■ **Stored data entries**
§ §

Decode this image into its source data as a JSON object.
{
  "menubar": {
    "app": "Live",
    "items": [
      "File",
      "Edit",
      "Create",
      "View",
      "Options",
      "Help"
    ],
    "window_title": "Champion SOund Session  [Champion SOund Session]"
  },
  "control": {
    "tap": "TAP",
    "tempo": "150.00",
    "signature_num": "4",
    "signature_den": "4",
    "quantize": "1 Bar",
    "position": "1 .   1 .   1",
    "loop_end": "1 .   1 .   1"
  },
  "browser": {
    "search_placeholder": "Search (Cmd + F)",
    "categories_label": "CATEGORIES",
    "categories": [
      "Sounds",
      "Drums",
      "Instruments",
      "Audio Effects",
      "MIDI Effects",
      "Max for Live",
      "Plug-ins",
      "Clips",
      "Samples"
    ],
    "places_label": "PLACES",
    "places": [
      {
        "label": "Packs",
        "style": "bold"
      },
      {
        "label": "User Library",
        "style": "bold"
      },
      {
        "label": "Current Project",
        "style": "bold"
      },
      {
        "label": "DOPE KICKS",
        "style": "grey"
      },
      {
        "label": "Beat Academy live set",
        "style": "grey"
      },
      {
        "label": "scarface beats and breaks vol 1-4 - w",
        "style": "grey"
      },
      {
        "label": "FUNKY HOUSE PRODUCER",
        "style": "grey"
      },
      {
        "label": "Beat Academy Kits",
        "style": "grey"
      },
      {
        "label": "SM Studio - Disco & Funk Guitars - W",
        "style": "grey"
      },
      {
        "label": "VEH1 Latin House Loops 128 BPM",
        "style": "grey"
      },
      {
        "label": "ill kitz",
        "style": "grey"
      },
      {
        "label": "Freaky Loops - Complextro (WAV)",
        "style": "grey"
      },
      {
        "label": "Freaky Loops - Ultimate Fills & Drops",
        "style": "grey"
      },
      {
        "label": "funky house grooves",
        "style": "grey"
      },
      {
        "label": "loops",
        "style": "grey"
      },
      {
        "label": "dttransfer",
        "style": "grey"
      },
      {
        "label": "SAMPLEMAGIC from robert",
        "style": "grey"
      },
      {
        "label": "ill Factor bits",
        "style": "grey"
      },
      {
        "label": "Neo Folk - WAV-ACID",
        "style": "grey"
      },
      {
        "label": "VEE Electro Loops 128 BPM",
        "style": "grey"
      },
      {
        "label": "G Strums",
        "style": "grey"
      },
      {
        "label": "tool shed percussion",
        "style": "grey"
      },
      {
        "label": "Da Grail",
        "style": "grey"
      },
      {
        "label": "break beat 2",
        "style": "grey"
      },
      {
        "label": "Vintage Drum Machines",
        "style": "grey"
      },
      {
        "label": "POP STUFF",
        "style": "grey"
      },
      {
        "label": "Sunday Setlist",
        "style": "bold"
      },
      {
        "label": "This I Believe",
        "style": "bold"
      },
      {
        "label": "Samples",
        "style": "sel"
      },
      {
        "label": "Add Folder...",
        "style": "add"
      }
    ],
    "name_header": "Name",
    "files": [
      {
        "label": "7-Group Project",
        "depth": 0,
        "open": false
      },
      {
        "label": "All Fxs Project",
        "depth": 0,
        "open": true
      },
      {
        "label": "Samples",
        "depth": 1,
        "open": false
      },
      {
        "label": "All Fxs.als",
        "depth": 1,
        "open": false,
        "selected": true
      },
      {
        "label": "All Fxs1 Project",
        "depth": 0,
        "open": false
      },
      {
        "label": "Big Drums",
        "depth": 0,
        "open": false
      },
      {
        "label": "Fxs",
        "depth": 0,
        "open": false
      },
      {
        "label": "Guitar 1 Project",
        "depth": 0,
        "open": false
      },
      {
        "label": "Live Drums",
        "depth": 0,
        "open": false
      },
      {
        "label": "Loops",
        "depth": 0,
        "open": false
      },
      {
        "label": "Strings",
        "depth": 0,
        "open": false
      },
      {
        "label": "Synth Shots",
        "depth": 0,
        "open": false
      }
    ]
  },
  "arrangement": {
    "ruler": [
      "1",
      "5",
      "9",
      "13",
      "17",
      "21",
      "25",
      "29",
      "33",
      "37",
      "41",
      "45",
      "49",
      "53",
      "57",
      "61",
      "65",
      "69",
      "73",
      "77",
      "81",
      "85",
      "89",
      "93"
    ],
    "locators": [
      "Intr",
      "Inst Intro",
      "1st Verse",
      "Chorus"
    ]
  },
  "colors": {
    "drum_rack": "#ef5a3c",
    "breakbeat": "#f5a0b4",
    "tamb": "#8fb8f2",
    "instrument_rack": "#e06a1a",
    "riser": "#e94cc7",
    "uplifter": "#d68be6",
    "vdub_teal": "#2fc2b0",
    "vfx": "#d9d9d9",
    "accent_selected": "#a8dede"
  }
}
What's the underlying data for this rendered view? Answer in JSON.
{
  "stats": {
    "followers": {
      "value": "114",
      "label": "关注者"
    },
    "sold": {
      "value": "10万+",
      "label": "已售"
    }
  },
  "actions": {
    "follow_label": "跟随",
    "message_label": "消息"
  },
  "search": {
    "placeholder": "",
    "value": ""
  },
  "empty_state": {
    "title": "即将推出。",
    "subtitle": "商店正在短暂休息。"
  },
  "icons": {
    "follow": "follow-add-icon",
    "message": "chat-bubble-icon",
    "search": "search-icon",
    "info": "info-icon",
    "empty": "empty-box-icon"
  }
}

§ §

■ **BRIEF**
Retype all of the entries precisely as they are.

■ **RESULT OF THIS TASK**
Decode this image into its source data as a JSON object.
{
  "menubar": {
    "app": "Live",
    "items": [
      "File",
      "Edit",
      "Create",
      "View",
      "Options",
      "Help"
    ],
    "window_title": "Champion SOund Session  [Champion SOund Session]"
  },
  "control": {
    "tap": "TAP",
    "tempo": "150.00",
    "signature_num": "4",
    "signature_den": "4",
    "quantize": "1 Bar",
    "position": "1 .   1 .   1",
    "loop_end": "1 .   1 .   1"
  },
  "browser": {
    "search_placeholder": "Search (Cmd + F)",
    "categories_label": "CATEGORIES",
    "categories": [
      "Sounds",
      "Drums",
      "Instruments",
      "Audio Effects",
      "MIDI Effects",
      "Max for Live",
      "Plug-ins",
      "Clips",
      "Samples"
    ],
    "places_label": "PLACES",
    "places": [
      {
        "label": "Packs",
        "style": "bold"
      },
      {
        "label": "User Library",
        "style": "bold"
      },
      {
        "label": "Current Project",
        "style": "bold"
      },
      {
        "label": "DOPE KICKS",
        "style": "grey"
      },
      {
        "label": "Beat Academy live set",
        "style": "grey"
      },
      {
        "label": "scarface beats and breaks vol 1-4 - w",
        "style": "grey"
      },
      {
        "label": "FUNKY HOUSE PRODUCER",
        "style": "grey"
      },
      {
        "label": "Beat Academy Kits",
        "style": "grey"
      },
      {
        "label": "SM Studio - Disco & Funk Guitars - W",
        "style": "grey"
      },
      {
        "label": "VEH1 Latin House Loops 128 BPM",
        "style": "grey"
      },
      {
        "label": "ill kitz",
        "style": "grey"
      },
      {
        "label": "Freaky Loops - Complextro (WAV)",
        "style": "grey"
      },
      {
        "label": "Freaky Loops - Ultimate Fills & Drops",
        "style": "grey"
      },
      {
        "label": "funky house grooves",
        "style": "grey"
      },
      {
        "label": "loops",
        "style": "grey"
      },
      {
        "label": "dttransfer",
        "style": "grey"
      },
      {
        "label": "SAMPLEMAGIC from robert",
        "style": "grey"
      },
      {
        "label": "ill Factor bits",
        "style": "grey"
      },
      {
        "label": "Neo Folk - WAV-ACID",
        "style": "grey"
      },
      {
        "label": "VEE Electro Loops 128 BPM",
        "style": "grey"
      },
      {
        "label": "G Strums",
        "style": "grey"
      },
      {
        "label": "tool shed percussion",
        "style": "grey"
      },
      {
        "label": "Da Grail",
        "style": "grey"
      },
      {
        "label": "break beat 2",
        "style": "grey"
      },
      {
        "label": "Vintage Drum Machines",
        "style": "grey"
      },
      {
        "label": "POP STUFF",
        "style": "grey"
      },
      {
        "label": "Sunday Setlist",
        "style": "bold"
      },
      {
        "label": "This I Believe",
        "style": "bold"
      },
      {
        "label": "Samples",
        "style": "sel"
      },
      {
        "label": "Add Folder...",
        "style": "add"
      }
    ],
    "name_header": "Name",
    "files": [
      {
        "label": "7-Group Project",
        "depth": 0,
        "open": false
      },
      {
        "label": "All Fxs Project",
        "depth": 0,
        "open": true
      },
      {
        "label": "Samples",
        "depth": 1,
        "open": false
      },
      {
        "label": "All Fxs.als",
        "depth": 1,
        "open": false,
        "selected": true
      },
      {
        "label": "All Fxs1 Project",
        "depth": 0,
        "open": false
      },
      {
        "label": "Big Drums",
        "depth": 0,
        "open": false
      },
      {
        "label": "Fxs",
        "depth": 0,
        "open": false
      },
      {
        "label": "Guitar 1 Project",
        "depth": 0,
        "open": false
      },
      {
        "label": "Live Drums",
        "depth": 0,
        "open": false
      },
      {
        "label": "Loops",
        "depth": 0,
        "open": false
      },
      {
        "label": "Strings",
        "depth": 0,
        "open": false
      },
      {
        "label": "Synth Shots",
        "depth": 0,
        "open": false
      }
    ]
  },
  "arrangement": {
    "ruler": [
      "1",
      "5",
      "9",
      "13",
      "17",
      "21",
      "25",
      "29",
      "33",
      "37",
      "41",
      "45",
      "49",
      "53",
      "57",
      "61",
      "65",
      "69",
      "73",
      "77",
      "81",
      "85",
      "89",
      "93"
    ],
    "locators": [
      "Intr",
      "Inst Intro",
      "1st Verse",
      "Chorus"
    ]
  },
  "colors": {
    "drum_rack": "#ef5a3c",
    "breakbeat": "#f5a0b4",
    "tamb": "#8fb8f2",
    "instrument_rack": "#e06a1a",
    "riser": "#e94cc7",
    "uplifter": "#d68be6",
    "vdub_teal": "#2fc2b0",
    "vfx": "#d9d9d9",
    "accent_selected": "#a8dede"
  }
}
What's the underlying data for this rendered view? Answer in JSON.
{
  "stats": {
    "followers": {
      "value": "114",
      "label": "关注者"
    },
    "sold": {
      "value": "10万+",
      "label": "已售"
    }
  },
  "actions": {
    "follow_label": "跟随",
    "message_label": "消息"
  },
  "search": {
    "placeholder": "",
    "value": ""
  },
  "empty_state": {
    "title": "即将推出。",
    "subtitle": "商店正在短暂休息。"
  },
  "icons": {
    "follow": "follow-add-icon",
    "message": "chat-bubble-icon",
    "search": "search-icon",
    "info": "info-icon",
    "empty": "empty-box-icon"
  }
}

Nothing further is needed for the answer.